AIM OF THE EXERCISE ::
Show all lines that include the string "JSON"; copy each one.
-- START DATASET CONTENT --
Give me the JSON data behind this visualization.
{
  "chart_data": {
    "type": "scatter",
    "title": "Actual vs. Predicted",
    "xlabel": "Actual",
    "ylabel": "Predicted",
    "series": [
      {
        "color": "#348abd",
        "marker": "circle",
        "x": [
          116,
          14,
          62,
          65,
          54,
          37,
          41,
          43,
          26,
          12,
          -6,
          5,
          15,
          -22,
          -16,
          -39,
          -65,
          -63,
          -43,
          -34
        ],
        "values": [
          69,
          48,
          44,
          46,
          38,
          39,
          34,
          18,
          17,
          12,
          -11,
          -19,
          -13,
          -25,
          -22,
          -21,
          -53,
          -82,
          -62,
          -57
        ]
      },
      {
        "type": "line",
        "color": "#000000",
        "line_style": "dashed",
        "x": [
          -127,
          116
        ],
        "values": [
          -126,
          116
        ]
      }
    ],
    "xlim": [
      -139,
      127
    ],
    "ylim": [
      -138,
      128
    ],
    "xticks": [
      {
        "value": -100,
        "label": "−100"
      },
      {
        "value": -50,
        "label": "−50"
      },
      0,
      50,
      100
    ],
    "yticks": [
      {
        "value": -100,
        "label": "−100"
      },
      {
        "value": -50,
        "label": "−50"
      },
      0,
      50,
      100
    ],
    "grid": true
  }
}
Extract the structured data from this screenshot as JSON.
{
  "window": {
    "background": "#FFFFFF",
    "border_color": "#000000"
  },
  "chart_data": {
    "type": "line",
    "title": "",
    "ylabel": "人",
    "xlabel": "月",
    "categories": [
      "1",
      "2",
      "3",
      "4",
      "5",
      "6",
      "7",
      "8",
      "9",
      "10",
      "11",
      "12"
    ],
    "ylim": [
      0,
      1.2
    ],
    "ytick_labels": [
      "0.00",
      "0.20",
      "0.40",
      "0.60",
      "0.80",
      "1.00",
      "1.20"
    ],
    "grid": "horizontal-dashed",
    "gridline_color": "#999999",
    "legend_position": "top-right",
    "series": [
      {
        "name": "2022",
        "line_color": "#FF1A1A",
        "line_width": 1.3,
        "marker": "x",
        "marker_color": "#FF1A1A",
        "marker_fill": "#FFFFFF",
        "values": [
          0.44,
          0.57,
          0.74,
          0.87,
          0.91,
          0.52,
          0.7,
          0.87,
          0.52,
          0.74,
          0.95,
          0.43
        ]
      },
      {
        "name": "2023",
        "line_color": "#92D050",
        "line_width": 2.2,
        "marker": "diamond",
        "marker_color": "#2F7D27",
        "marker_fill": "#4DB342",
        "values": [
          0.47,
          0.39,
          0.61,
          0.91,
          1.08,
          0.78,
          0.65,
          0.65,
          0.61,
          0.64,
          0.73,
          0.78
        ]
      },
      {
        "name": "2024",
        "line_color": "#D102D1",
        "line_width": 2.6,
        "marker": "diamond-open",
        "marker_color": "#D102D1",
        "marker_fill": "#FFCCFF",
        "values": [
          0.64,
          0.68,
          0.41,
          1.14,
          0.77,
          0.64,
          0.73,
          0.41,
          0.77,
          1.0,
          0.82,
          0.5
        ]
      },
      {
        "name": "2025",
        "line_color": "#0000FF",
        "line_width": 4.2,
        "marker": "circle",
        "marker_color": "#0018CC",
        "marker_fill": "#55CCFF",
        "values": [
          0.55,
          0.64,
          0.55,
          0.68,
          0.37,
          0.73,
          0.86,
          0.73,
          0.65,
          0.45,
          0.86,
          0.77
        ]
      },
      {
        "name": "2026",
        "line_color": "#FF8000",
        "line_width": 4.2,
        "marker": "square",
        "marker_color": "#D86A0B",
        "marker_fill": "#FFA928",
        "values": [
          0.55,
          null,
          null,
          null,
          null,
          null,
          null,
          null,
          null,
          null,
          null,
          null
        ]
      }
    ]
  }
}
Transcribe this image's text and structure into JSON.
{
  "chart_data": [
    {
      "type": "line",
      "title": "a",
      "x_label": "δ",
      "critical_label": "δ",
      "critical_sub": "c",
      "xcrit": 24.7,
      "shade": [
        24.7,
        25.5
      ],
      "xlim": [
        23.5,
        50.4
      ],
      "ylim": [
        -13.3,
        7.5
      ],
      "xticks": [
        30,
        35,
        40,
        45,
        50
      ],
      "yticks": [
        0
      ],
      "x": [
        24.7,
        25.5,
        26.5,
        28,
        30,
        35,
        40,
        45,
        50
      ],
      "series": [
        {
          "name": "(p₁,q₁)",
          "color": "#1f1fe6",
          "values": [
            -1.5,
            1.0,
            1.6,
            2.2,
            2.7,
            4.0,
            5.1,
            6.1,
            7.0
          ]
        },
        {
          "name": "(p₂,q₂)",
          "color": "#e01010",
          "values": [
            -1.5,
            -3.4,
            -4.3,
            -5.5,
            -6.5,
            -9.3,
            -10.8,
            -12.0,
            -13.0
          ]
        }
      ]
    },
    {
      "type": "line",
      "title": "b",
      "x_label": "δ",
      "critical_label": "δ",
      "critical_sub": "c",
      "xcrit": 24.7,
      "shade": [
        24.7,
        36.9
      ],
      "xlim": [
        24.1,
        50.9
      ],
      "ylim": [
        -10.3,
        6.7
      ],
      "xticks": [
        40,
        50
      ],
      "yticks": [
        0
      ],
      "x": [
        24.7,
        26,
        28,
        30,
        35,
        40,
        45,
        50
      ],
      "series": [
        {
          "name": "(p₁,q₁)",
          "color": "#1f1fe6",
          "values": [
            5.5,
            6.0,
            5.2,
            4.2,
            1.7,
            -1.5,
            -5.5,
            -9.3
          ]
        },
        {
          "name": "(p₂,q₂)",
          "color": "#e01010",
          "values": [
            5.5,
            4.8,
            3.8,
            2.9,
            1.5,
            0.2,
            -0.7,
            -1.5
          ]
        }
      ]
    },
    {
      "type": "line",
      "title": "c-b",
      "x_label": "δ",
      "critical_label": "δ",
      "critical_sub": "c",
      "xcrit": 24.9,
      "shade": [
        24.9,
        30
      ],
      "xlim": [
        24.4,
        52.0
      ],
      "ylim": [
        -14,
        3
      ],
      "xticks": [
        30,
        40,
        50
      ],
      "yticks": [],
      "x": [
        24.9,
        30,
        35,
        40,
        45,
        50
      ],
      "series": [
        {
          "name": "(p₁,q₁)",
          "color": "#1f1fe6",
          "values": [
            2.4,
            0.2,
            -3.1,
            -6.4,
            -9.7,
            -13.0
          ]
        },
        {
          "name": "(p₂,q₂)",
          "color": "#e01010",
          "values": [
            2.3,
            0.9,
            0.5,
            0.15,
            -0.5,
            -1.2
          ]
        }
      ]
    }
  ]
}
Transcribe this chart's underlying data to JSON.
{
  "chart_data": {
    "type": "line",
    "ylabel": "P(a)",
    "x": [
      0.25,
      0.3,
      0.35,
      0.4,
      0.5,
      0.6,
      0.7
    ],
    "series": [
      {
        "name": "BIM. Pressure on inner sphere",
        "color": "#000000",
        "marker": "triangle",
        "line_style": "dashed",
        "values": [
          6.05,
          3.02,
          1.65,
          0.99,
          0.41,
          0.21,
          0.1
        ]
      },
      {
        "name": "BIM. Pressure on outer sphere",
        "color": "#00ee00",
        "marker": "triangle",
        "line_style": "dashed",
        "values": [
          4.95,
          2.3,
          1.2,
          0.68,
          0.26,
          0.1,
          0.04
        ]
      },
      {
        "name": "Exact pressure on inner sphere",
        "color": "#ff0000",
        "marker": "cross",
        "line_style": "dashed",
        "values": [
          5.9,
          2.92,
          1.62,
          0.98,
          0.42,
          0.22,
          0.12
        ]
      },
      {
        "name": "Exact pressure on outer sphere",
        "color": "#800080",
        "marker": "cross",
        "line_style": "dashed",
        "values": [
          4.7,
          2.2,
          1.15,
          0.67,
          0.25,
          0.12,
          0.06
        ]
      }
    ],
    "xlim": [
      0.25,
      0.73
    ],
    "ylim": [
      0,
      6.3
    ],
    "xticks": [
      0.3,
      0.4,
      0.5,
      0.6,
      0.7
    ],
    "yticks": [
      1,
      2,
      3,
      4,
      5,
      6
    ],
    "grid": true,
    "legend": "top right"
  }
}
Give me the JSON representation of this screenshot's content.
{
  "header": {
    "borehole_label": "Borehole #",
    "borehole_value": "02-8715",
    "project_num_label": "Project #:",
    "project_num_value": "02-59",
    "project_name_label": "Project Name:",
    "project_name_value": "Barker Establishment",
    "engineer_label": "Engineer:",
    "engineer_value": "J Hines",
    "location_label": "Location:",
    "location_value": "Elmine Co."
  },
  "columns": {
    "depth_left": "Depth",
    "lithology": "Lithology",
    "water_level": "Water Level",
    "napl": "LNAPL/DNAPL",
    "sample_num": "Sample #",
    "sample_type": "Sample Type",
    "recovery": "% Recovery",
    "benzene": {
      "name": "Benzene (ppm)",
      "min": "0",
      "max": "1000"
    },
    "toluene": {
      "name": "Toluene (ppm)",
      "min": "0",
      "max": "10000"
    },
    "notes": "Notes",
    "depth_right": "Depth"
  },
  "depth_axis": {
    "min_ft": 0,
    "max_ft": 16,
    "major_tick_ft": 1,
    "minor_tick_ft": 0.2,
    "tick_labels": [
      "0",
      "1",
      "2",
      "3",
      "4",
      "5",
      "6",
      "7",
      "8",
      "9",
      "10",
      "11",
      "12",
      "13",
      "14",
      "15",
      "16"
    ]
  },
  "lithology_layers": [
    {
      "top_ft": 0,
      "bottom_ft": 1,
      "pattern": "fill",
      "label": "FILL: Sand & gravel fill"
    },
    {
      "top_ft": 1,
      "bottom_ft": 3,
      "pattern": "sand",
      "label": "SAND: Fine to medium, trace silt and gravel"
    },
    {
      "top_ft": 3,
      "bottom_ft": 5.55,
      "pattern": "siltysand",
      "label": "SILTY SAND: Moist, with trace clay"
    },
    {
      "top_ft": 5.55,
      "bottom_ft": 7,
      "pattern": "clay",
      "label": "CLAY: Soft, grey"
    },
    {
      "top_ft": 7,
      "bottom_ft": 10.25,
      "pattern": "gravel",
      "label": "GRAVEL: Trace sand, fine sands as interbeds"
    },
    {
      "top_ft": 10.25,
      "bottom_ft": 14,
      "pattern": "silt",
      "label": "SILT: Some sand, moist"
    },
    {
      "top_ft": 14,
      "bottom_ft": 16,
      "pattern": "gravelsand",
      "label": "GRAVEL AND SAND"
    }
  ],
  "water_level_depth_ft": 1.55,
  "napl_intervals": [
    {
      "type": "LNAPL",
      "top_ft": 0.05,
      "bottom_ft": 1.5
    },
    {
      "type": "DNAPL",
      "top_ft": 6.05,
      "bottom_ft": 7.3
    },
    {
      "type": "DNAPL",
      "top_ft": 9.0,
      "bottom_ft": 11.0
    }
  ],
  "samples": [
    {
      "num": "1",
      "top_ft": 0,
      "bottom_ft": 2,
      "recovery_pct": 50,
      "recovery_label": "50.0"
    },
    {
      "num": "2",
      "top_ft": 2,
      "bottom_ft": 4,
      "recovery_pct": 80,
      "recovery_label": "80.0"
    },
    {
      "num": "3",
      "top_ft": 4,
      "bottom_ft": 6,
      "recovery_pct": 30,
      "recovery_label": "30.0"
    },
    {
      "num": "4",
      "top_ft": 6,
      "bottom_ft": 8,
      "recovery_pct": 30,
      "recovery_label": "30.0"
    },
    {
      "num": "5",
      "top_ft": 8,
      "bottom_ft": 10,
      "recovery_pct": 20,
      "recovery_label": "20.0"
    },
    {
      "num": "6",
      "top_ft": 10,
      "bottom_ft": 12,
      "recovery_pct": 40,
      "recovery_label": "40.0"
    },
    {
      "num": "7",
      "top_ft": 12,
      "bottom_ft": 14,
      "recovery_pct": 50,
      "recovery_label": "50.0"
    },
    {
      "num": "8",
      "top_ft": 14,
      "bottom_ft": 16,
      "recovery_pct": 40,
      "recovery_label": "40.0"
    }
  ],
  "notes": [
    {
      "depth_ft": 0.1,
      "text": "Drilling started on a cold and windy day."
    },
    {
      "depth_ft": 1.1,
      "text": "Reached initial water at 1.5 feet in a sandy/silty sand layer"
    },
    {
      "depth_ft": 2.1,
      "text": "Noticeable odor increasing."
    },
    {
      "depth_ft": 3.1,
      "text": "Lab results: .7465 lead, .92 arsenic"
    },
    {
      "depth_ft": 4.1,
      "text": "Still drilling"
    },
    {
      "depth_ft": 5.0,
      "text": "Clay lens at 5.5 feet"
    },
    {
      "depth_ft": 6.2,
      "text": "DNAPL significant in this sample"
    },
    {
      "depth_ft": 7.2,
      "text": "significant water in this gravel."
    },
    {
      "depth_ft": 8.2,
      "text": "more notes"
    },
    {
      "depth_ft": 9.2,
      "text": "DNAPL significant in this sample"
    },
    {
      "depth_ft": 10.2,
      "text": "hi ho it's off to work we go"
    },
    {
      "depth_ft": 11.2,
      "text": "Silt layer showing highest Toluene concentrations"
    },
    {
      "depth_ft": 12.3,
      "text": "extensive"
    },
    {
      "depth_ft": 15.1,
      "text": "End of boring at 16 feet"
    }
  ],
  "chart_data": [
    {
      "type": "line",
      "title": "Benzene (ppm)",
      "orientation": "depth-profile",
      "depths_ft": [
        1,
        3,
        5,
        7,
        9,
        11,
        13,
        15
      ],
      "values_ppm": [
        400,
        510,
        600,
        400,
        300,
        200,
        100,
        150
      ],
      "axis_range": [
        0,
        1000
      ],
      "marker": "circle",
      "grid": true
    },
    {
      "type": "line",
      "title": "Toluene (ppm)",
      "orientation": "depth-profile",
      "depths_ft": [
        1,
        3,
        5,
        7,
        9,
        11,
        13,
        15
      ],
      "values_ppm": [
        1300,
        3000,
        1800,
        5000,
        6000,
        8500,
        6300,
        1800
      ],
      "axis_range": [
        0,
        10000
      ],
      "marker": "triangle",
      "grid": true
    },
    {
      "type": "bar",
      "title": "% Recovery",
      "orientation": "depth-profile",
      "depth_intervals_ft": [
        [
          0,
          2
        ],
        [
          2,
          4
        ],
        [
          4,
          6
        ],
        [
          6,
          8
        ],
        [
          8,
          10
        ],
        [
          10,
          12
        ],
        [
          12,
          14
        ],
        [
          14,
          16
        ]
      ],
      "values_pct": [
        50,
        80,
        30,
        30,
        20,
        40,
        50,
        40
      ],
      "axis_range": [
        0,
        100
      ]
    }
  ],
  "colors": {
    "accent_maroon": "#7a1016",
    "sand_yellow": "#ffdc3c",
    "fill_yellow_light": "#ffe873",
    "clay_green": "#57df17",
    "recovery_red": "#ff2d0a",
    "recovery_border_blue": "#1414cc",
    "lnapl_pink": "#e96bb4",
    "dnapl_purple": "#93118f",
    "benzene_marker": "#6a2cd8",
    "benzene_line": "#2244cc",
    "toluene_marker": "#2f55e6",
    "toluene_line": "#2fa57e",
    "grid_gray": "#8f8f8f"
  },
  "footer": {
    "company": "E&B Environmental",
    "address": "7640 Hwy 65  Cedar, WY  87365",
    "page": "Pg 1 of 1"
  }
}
-- END DATASET CONTENT --
TASK RESULT ::
Give me the JSON data behind this visualization.
Extract the structured data from this screenshot as JSON.
Transcribe this image's text and structure into JSON.
Transcribe this chart's underlying data to JSON.
Give me the JSON representation of this screenshot's content.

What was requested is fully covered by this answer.